**RECORDS PROVIDED:**
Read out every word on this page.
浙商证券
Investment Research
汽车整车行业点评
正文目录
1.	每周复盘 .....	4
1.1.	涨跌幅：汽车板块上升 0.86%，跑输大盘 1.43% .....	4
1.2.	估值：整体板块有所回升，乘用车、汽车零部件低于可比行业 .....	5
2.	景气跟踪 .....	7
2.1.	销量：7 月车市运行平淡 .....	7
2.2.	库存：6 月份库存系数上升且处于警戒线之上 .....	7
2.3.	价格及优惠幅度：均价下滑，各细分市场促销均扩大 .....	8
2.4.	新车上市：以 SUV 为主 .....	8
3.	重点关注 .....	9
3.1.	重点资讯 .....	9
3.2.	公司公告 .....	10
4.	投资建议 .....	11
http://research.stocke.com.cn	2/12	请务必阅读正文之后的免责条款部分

**WORK INSTRUCTIONS:**
Retype the entries one by one, exactly.

**EXERCISE OUTPUT:**
Read out every word on this page.
浙商证券
Investment Research
汽车整车行业点评
正文目录
1.	每周复盘 .....	4
1.1.	涨跌幅：汽车板块上升 0.86%，跑输大盘 1.43% .....	4
1.2.	估值：整体板块有所回升，乘用车、汽车零部件低于可比行业 .....	5
2.	景气跟踪 .....	7
2.1.	销量：7 月车市运行平淡 .....	7
2.2.	库存：6 月份库存系数上升且处于警戒线之上 .....	7
2.3.	价格及优惠幅度：均价下滑，各细分市场促销均扩大 .....	8
2.4.	新车上市：以 SUV 为主 .....	8
3.	重点关注 .....	9
3.1.	重点资讯 .....	9
3.2.	公司公告 .....	10
4.	投资建议 .....	11
http://research.stocke.com.cn	2/12	请务必阅读正文之后的免责条款部分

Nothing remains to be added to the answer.